| WHAT IS NEEDED |
From the data that follows, copy every line holding the string "JSON".

☆ ☆ ☆

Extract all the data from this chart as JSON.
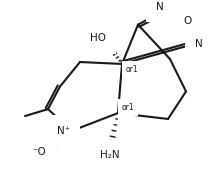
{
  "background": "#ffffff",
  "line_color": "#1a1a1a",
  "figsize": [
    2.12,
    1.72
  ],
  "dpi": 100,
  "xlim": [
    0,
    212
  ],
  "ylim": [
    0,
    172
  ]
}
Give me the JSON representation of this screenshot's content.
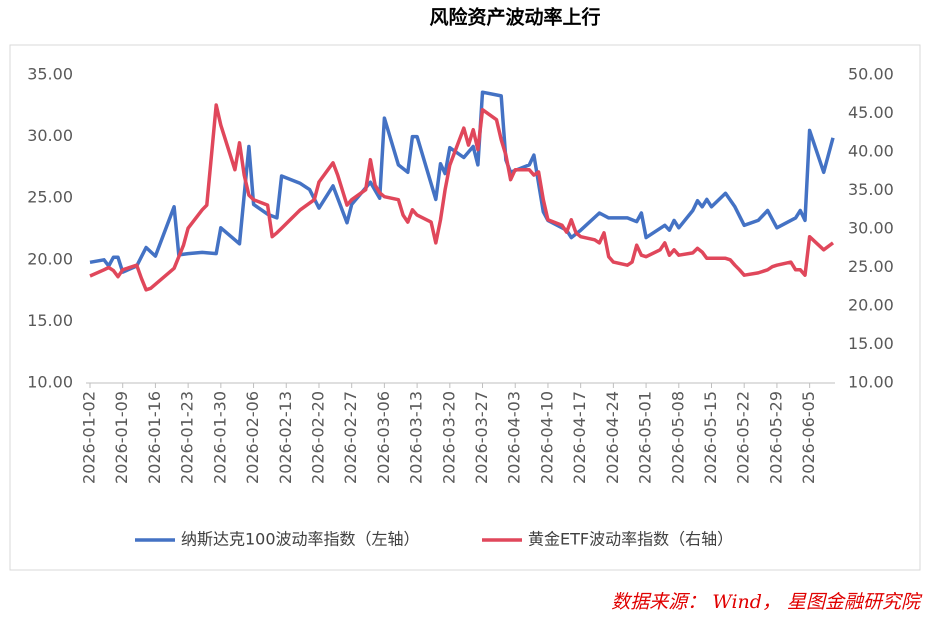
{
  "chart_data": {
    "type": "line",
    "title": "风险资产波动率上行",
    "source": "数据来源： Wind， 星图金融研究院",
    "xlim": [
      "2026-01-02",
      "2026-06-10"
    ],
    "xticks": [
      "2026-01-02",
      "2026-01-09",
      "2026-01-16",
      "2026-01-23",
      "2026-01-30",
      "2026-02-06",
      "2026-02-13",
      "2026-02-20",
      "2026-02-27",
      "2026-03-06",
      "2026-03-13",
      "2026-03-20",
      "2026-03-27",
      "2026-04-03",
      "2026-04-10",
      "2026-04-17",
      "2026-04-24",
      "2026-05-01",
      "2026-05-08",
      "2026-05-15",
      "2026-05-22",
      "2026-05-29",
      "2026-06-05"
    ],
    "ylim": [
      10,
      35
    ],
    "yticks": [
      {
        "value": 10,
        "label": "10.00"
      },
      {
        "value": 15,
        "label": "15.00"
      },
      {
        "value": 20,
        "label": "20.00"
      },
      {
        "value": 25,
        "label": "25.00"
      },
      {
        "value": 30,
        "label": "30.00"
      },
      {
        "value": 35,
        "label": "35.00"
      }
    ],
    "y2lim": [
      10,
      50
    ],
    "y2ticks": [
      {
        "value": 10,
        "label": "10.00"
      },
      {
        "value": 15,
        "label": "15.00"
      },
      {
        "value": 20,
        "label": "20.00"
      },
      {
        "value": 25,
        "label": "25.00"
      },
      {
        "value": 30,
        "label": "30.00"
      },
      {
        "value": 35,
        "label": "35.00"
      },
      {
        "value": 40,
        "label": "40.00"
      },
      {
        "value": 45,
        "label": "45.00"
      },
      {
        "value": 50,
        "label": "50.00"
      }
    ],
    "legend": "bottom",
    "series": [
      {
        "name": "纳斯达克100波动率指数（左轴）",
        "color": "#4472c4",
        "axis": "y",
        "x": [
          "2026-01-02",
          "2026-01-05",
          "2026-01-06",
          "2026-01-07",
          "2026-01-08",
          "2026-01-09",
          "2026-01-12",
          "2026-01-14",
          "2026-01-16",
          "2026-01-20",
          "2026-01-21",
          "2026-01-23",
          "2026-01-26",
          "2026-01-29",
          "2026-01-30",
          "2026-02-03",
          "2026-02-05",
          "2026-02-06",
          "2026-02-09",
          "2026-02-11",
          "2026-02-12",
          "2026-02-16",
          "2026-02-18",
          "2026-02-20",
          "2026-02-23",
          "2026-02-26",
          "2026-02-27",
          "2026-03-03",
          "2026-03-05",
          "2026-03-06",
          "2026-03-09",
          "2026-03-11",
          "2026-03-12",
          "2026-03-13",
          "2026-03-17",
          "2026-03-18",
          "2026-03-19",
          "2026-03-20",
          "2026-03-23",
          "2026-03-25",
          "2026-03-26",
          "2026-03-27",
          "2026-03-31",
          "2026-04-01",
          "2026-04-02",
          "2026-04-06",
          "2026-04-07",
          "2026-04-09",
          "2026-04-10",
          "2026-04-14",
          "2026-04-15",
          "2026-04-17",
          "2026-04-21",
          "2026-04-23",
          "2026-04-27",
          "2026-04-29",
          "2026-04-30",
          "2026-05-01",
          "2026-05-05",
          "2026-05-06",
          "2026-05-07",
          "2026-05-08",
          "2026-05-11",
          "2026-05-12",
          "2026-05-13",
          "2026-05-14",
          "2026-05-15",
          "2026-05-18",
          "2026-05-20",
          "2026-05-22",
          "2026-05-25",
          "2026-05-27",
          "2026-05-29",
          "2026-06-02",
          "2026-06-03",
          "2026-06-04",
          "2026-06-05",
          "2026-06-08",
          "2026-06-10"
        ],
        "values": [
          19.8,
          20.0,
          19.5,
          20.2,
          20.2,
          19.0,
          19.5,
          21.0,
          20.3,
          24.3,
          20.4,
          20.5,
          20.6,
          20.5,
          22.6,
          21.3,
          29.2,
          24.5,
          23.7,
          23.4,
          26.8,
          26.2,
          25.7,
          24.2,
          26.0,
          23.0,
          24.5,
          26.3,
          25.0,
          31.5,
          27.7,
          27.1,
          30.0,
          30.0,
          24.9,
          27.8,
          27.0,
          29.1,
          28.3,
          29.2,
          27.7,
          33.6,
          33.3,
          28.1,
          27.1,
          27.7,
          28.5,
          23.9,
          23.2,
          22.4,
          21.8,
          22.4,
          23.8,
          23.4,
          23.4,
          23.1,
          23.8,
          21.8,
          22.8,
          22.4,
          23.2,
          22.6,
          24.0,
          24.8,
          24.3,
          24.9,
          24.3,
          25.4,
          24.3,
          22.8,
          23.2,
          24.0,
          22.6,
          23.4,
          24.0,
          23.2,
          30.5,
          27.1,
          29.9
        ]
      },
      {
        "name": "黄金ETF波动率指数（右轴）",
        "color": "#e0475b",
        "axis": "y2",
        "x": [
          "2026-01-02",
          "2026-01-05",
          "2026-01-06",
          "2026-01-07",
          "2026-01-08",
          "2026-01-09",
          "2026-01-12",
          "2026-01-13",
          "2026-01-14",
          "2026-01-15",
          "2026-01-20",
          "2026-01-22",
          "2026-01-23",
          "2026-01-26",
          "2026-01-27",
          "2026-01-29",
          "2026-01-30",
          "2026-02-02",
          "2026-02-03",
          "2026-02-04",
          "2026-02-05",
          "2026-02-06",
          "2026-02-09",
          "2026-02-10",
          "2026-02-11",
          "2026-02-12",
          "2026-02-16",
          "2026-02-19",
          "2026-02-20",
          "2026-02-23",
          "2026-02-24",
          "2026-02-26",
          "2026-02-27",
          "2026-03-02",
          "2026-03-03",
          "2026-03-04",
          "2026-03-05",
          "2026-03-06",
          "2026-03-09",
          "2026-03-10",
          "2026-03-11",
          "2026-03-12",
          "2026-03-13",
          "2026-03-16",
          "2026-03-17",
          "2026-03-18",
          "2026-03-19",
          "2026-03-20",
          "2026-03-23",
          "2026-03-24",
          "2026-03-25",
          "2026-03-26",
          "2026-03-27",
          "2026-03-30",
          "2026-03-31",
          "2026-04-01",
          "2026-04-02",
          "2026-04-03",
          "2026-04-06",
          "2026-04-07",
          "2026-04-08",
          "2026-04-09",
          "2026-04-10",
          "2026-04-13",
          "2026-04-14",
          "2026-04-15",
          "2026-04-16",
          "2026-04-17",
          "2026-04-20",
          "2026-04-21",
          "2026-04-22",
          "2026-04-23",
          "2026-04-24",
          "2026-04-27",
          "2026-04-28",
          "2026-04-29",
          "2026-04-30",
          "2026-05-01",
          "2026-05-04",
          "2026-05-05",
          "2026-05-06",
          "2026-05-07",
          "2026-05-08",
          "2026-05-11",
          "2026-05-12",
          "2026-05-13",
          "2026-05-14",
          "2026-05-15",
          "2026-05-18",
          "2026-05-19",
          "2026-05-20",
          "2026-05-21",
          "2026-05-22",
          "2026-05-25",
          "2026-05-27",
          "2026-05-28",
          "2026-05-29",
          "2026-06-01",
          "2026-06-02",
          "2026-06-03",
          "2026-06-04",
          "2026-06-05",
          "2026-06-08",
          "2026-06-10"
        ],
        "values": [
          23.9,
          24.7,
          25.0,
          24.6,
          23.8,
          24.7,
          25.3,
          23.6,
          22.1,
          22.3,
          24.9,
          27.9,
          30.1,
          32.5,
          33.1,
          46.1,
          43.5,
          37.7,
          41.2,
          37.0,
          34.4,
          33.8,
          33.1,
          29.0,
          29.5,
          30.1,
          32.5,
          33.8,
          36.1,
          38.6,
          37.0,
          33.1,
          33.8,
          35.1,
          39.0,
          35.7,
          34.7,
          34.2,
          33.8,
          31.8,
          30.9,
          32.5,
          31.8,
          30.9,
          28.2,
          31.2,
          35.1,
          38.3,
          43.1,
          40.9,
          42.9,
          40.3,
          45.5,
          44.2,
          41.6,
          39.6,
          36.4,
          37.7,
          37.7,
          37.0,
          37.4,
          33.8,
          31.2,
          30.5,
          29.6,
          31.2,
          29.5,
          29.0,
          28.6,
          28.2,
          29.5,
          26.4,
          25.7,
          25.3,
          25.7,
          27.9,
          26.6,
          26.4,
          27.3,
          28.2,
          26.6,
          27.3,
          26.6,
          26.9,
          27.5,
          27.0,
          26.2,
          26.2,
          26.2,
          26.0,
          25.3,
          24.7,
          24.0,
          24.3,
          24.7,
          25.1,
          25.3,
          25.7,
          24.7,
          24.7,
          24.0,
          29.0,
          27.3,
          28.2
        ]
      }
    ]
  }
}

☆ ☆ ☆

| WRITTEN SOLUTION |
Extract all the data from this chart as JSON.
Give me the JSON representation of this screenshot's content.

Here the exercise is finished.